— start of Text block —
The Board believes that recognition of the cost accounting concept that all costs incurred in carrying on the activities of an enterprise are allocable to the cost objectives of the enterprise is essential to the maintenance of sound and consistent contract cost accounting. This is particularly significant in providing for consistent policies governing allocations of indirect costs, as discussed in greater detail in connection with the issue of indirect cost allocation bases. It is also important in connection with the profit determinations of the Renegotiation Board, where it is necessary to determine the total costs properly allocable to renegotiable contracts. Cost Accounting Standards should result determination of costs which are all cable to contracts and other cost objectives. The use of Cost Accounting Standards, however, has no direct bearing on allowability determinations.
(b) The published proposal constitutes an inflexible procedural requirement rather than a cost accounting standard; it deals with minutiae and will necessitate considerable additional accounting effort and record keeping.
— end of Text block —
### To be done
1) Please repeat the stretch of the cost accounting passage from "The Board believes" through "on allowability determinations.".
2) Pick up the cost accounting passage after its final sentence and continue writing it.
— start of Provided material —
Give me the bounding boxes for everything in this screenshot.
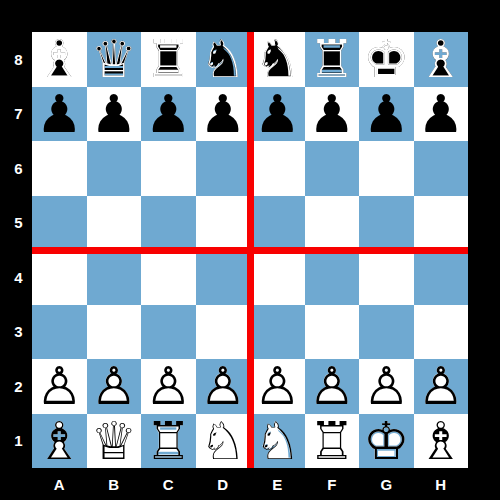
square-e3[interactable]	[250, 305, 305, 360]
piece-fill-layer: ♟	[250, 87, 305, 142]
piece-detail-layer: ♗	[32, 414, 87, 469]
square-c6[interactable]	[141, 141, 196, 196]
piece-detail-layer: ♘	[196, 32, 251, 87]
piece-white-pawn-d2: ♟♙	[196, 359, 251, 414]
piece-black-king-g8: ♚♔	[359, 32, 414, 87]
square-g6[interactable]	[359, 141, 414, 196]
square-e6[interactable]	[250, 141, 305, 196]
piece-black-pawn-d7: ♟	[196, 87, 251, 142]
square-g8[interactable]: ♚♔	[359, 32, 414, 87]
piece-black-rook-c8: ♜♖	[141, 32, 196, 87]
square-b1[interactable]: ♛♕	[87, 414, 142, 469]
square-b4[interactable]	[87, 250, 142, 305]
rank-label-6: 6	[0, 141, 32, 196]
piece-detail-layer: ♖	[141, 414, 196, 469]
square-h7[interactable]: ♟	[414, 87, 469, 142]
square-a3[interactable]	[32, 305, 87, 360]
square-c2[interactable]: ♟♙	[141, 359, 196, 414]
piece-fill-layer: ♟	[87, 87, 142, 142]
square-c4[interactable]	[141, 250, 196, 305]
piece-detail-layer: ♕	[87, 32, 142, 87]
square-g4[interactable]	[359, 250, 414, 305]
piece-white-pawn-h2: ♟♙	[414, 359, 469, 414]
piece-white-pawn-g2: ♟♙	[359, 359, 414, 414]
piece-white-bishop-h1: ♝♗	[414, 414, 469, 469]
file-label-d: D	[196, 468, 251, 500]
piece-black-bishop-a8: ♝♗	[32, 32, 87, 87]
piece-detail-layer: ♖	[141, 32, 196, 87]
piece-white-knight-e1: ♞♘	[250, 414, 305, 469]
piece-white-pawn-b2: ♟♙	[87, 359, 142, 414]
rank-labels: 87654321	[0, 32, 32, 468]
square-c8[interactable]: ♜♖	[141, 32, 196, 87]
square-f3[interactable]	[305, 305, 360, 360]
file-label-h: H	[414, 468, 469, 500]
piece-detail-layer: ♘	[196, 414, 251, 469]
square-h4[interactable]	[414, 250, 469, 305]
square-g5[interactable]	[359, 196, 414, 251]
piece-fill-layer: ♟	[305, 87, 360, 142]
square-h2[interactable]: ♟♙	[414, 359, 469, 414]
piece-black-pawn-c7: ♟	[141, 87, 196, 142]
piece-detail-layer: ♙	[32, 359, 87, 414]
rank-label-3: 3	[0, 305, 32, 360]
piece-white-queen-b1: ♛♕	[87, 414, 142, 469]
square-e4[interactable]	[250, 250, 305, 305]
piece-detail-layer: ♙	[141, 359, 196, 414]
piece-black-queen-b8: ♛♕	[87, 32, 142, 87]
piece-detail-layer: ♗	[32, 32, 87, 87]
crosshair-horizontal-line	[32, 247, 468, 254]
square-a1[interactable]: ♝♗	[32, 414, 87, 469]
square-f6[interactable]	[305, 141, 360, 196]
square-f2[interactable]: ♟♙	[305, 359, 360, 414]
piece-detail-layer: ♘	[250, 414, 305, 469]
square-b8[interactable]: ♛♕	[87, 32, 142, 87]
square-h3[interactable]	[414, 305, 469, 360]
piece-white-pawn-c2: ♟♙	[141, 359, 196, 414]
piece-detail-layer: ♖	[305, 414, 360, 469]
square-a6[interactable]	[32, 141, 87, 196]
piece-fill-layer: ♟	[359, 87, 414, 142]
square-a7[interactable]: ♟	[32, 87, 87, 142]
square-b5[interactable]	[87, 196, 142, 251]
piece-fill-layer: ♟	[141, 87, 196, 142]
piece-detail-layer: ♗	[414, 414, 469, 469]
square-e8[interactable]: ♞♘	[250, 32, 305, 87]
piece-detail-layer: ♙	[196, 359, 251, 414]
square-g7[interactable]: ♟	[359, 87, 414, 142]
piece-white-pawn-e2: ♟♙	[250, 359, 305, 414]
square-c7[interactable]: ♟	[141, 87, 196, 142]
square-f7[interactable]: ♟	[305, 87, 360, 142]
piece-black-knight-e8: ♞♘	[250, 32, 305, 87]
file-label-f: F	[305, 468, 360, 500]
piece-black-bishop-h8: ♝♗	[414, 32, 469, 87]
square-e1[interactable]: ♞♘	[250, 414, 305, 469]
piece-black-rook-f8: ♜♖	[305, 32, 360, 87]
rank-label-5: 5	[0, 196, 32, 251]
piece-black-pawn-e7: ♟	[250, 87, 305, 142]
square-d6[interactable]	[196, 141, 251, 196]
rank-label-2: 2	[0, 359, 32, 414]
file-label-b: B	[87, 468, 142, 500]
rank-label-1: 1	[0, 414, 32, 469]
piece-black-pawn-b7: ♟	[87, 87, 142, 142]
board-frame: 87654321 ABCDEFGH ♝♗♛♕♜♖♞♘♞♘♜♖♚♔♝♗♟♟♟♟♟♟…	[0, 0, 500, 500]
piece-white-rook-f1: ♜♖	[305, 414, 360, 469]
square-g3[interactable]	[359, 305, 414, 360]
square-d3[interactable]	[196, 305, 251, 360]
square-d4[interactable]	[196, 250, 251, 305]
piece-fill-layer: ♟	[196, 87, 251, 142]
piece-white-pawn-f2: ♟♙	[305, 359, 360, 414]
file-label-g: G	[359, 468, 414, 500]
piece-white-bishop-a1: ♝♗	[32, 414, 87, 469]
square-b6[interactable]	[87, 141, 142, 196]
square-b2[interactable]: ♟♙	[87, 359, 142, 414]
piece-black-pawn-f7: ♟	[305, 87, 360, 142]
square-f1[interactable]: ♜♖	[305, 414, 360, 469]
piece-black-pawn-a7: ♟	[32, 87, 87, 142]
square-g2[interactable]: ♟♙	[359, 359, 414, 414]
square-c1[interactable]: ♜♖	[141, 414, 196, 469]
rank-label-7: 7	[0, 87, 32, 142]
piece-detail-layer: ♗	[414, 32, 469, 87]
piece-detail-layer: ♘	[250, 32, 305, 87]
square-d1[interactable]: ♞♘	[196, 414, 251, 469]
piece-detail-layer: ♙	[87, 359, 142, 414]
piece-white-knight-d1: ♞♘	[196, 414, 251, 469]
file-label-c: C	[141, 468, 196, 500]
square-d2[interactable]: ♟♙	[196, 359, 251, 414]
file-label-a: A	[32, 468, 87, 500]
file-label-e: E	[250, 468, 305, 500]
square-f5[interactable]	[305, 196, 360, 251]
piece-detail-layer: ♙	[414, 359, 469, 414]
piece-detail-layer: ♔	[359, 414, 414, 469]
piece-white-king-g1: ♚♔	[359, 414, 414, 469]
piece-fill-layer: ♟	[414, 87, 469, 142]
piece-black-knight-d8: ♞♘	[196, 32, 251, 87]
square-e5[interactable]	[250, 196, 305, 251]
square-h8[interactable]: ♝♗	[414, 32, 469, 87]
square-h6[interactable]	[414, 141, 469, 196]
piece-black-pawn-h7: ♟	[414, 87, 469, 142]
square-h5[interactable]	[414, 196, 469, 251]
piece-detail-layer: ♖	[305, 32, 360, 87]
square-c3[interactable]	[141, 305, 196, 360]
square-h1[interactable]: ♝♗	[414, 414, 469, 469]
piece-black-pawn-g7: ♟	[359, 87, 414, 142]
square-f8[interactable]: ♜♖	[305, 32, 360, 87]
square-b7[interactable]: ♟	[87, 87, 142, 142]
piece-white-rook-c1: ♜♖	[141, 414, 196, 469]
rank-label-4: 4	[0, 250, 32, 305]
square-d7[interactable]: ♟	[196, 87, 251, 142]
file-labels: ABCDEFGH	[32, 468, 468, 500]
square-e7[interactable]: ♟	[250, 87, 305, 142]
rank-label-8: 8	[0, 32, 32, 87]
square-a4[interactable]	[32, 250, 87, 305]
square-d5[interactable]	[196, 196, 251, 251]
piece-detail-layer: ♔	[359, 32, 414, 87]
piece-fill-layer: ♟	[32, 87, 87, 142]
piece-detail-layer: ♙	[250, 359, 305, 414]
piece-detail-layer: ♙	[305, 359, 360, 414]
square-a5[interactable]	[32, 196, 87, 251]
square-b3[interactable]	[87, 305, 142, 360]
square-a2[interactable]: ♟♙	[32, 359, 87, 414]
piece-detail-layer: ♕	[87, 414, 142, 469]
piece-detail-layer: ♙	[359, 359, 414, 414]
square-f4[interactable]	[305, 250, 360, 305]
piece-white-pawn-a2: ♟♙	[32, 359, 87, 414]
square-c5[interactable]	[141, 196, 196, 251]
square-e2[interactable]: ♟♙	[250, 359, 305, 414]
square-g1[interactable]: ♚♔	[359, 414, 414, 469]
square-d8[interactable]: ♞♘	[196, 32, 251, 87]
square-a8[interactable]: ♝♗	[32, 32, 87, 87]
— end of Provided material —
— start of Provided material —
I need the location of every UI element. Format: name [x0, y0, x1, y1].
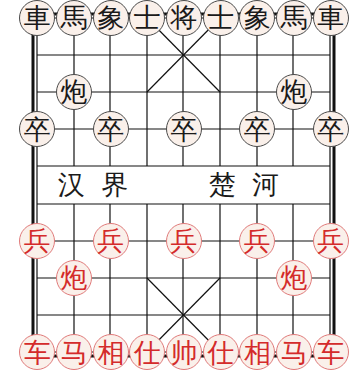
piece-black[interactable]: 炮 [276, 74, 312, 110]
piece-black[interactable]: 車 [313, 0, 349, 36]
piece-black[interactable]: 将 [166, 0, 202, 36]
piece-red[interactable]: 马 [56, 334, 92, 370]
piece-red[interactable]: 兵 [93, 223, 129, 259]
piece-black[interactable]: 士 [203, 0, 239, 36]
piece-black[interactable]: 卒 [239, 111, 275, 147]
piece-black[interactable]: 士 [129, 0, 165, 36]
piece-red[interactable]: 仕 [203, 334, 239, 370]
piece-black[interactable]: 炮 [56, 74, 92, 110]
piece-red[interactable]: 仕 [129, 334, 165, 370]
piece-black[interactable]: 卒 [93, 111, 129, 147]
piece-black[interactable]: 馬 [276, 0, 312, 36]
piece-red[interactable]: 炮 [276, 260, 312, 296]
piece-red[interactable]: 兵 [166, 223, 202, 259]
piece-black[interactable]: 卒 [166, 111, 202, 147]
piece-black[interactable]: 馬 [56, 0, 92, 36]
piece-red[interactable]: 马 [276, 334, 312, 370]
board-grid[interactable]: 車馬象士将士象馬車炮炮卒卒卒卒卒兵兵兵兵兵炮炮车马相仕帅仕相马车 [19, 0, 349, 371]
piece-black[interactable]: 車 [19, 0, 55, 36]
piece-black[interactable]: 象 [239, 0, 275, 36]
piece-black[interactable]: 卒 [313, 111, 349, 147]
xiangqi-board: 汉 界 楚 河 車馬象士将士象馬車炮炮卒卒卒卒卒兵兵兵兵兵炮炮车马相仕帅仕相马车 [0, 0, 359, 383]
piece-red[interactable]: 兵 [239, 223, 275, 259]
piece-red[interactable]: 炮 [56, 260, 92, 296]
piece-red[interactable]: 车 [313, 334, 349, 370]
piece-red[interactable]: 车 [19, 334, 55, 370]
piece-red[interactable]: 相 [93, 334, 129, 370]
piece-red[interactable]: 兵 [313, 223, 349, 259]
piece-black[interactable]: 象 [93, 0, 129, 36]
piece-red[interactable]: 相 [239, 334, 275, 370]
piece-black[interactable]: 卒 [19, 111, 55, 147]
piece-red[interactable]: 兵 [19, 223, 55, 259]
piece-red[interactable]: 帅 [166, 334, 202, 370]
— end of Provided material —
### Set of answers
1)
The Board believes that recognition of the cost accounting concept that all costs incurred in carrying on the activities of an enterprise are allocable to the cost objectives of the enterprise is essential to the maintenance of sound and consistent contract cost accounting. This is particularly significant in providing for consistent policies governing allocations of indirect costs, as discussed in greater detail in connection with the issue of indirect cost allocation bases. It is also important in connection with the profit determinations of the Renegotiation Board, where it is necessary to determine the total costs properly allocable to renegotiable contracts. Cost Accounting Standards should result determination of costs which are all cable to contracts and other cost objectives. The use of Cost Accounting Standards, however, has no direct bearing on allowability determinations.

2)
The Board does not believe that a requirement for contractor identification of costs known to be unallowable, or which have clearly been designated as unallowable, represents an undue burden. It is reinforced in this belief by the fact, as stated in several of the comments received and as further shown by the Board’s research, that many contractors already provide this identification, and often with a greater detail of recorded cost segregation than is required by the Standard. Revised wording has been provided to make clear the Board’s intent to require only such detail and depth of cost allocation and record keeping as is necessary to provide appropriate cost visibility. Provisions for accounting recognition of unallowable costs are considered appropriate for a Standard.
The Board does not agree that this standard deals with minutiae. A significant amount of the time of both Government and contractor personnel is spent in identifying contract costs and in negotiating their allowability. The cumulative impact of unallowable costs can significantly affect contract cost reimbursement and pricing. For example, in fiscal year 1973, the Department of Defense disallowed costs exceeding $200 million. The Board believes that a Standard which will foster earlier and more precise identification of unallowable costs, and thereby narrow the areas of cost search, disagreement and negotiation of differences, will be beneficial.
(c) A standard requiring specific identification of unallowable costs will only lead to added controversy and impair the freedom of contracting parties to negotiate equitable treatment of costs.
This issue is closely related to the first issue discussed above, but is addressed to the problems and interpretative differences involved in the classification of costs as allowable or unallowable.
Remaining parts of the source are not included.